(Beginning of ENTRIES SUPPLIED)

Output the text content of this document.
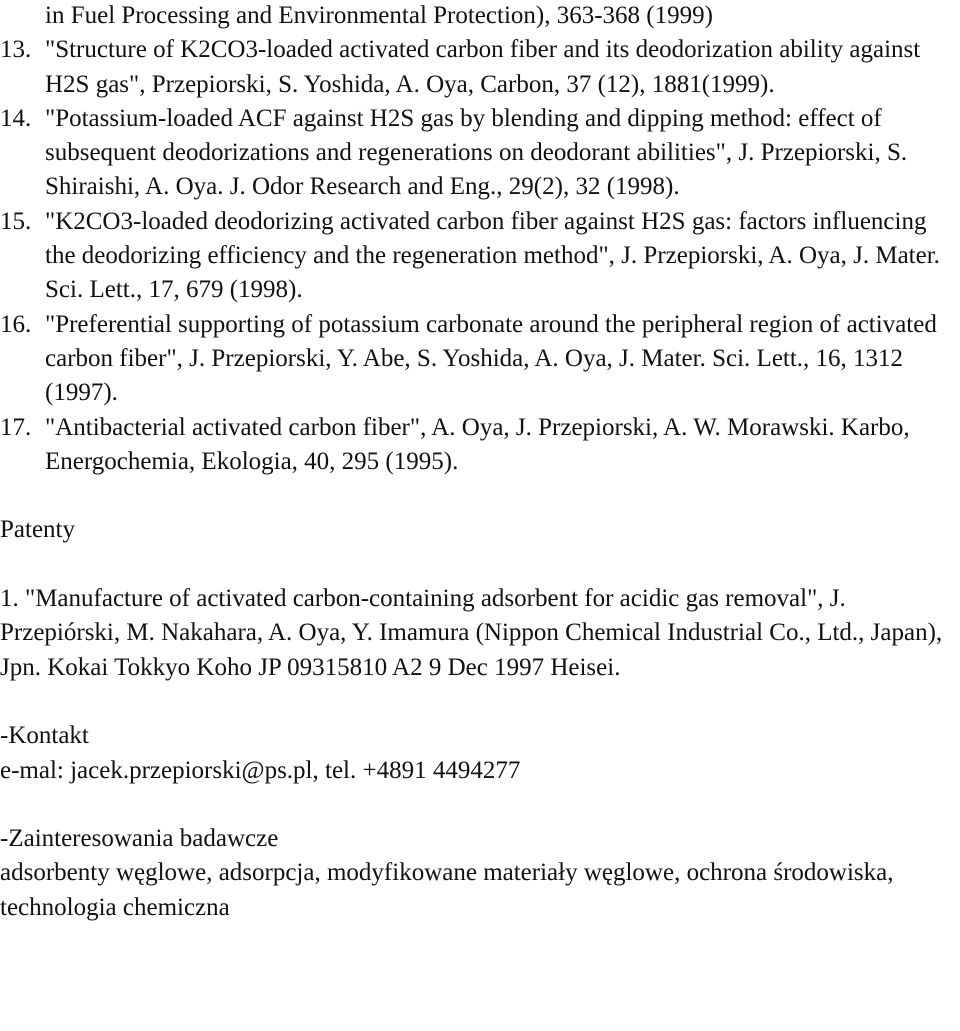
in Fuel Processing and Environmental Protection), 363-368 (1999)

13. "Structure of K2CO3-loaded activated carbon fiber and its deodorization ability against H2S gas", Przepiorski, S. Yoshida, A. Oya, Carbon, 37 (12), 1881(1999).

14. "Potassium-loaded ACF against H2S gas by blending and dipping method: effect of subsequent deodorizations and regenerations on deodorant abilities", J. Przepiorski, S. Shiraishi, A. Oya. J. Odor Research and Eng., 29(2), 32 (1998).

15. "K2CO3-loaded deodorizing activated carbon fiber against H2S gas: factors influencing the deodorizing efficiency and the regeneration method", J. Przepiorski, A. Oya, J. Mater. Sci. Lett., 17, 679 (1998).

16. "Preferential supporting of potassium carbonate around the peripheral region of activated carbon fiber", J. Przepiorski, Y. Abe, S. Yoshida, A. Oya, J. Mater. Sci. Lett., 16, 1312 (1997).

17. "Antibacterial activated carbon fiber", A. Oya, J. Przepiorski, A. W. Morawski. Karbo, Energochemia, Ekologia, 40, 295 (1995).

Patenty

1. "Manufacture of activated carbon-containing adsorbent for acidic gas removal", J. Przepiórski, M. Nakahara, A. Oya, Y. Imamura (Nippon Chemical Industrial Co., Ltd., Japan), Jpn. Kokai Tokkyo Koho JP 09315810 A2 9 Dec 1997 Heisei.

-Kontakt

e-mal: jacek.przepiorski@ps.pl, tel. +4891 4494277

-Zainteresowania badawcze

adsorbenty węglowe, adsorpcja, modyfikowane materiały węglowe, ochrona środowiska, technologia chemiczna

(End of ENTRIES SUPPLIED)

YOUR ASSIGNMENT
Whenever the string "Lett" shows up in a line above, copy that line.

RESULT
15. "K2CO3-loaded deodorizing activated carbon fiber against H2S gas: factors influencing the deodorizing efficiency and the regeneration method", J. Przepiorski, A. Oya, J. Mater. Sci. Lett., 17, 679 (1998).
16. "Preferential supporting of potassium carbonate around the peripheral region of activated carbon fiber", J. Przepiorski, Y. Abe, S. Yoshida, A. Oya, J. Mater. Sci. Lett., 16, 1312 (1997).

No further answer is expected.